[What you should do]: In the entries that follow, find the word "xlabel" and report each line it is on.

[Records for processing]:
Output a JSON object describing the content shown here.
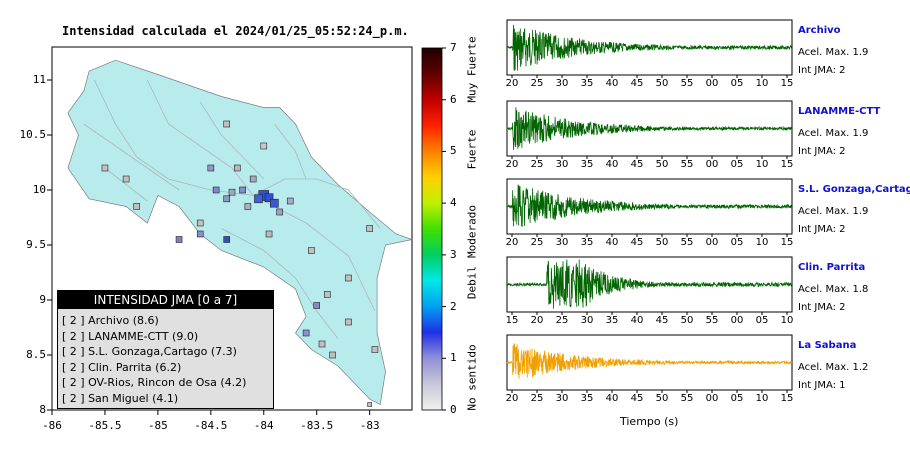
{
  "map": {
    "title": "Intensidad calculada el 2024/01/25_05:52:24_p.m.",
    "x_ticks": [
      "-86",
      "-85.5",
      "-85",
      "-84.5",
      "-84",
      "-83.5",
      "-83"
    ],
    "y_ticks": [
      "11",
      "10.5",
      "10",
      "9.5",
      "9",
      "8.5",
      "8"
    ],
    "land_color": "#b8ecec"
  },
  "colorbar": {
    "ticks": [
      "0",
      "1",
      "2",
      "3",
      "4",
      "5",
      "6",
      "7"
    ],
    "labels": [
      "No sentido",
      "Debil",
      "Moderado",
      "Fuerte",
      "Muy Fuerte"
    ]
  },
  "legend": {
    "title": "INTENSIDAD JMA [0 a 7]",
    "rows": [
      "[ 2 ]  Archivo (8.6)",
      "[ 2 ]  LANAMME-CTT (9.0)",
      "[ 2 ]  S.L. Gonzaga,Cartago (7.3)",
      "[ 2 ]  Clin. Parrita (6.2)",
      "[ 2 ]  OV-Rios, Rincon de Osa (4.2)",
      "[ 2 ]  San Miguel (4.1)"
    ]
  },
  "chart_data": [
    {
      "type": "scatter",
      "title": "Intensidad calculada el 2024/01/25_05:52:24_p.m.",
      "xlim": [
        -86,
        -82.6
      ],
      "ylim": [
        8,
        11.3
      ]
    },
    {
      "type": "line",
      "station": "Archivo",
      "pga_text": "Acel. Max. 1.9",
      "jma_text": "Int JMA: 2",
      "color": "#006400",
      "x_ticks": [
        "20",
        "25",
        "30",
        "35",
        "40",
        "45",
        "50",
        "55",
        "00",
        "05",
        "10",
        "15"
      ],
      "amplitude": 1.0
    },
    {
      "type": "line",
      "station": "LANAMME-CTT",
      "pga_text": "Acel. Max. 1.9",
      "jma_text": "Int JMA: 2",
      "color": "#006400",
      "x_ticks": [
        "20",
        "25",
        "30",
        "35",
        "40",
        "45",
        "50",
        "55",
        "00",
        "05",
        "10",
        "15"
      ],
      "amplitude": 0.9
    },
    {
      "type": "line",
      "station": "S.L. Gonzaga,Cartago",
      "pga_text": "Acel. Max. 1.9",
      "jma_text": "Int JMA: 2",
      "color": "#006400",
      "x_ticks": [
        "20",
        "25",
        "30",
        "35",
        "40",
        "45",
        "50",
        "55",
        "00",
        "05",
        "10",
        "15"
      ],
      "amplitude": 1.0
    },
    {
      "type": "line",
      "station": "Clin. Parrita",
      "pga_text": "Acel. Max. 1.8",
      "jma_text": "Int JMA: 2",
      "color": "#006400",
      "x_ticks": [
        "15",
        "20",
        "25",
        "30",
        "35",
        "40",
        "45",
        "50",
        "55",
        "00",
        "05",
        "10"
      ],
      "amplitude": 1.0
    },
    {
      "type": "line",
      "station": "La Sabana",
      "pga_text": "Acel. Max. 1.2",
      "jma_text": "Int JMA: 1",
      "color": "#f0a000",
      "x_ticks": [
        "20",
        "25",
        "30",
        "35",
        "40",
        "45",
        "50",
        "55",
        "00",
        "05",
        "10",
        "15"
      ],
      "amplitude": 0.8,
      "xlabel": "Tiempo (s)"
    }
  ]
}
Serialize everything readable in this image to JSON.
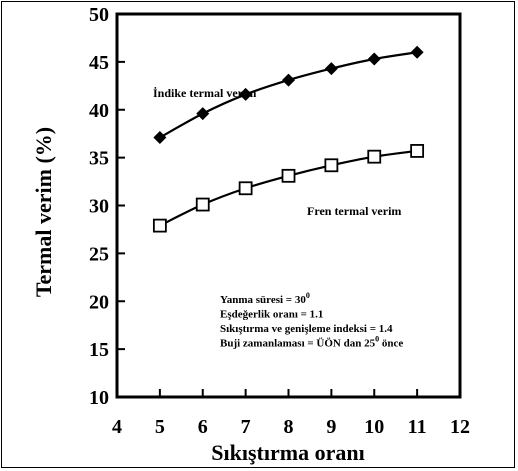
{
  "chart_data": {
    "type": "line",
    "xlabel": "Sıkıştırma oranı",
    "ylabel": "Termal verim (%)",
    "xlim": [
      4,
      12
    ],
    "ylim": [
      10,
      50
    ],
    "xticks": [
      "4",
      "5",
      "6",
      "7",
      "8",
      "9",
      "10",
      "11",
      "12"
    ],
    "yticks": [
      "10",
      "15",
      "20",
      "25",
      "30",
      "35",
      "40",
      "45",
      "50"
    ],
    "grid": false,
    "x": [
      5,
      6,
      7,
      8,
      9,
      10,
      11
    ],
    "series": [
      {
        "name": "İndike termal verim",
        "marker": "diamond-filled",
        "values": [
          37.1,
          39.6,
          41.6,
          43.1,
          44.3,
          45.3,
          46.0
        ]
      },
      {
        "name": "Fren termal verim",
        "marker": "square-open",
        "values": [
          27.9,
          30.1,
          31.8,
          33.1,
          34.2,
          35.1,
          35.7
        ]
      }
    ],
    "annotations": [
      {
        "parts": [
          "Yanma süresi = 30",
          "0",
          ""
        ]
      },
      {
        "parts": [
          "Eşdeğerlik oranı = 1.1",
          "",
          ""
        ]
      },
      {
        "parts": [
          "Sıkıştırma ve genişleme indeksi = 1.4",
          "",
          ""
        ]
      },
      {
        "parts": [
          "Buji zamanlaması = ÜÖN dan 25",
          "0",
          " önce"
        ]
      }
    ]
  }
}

[Final result]:
      "xlabel": "Tiempo (s)"
    "xlabel": "Sıkıştırma oranı",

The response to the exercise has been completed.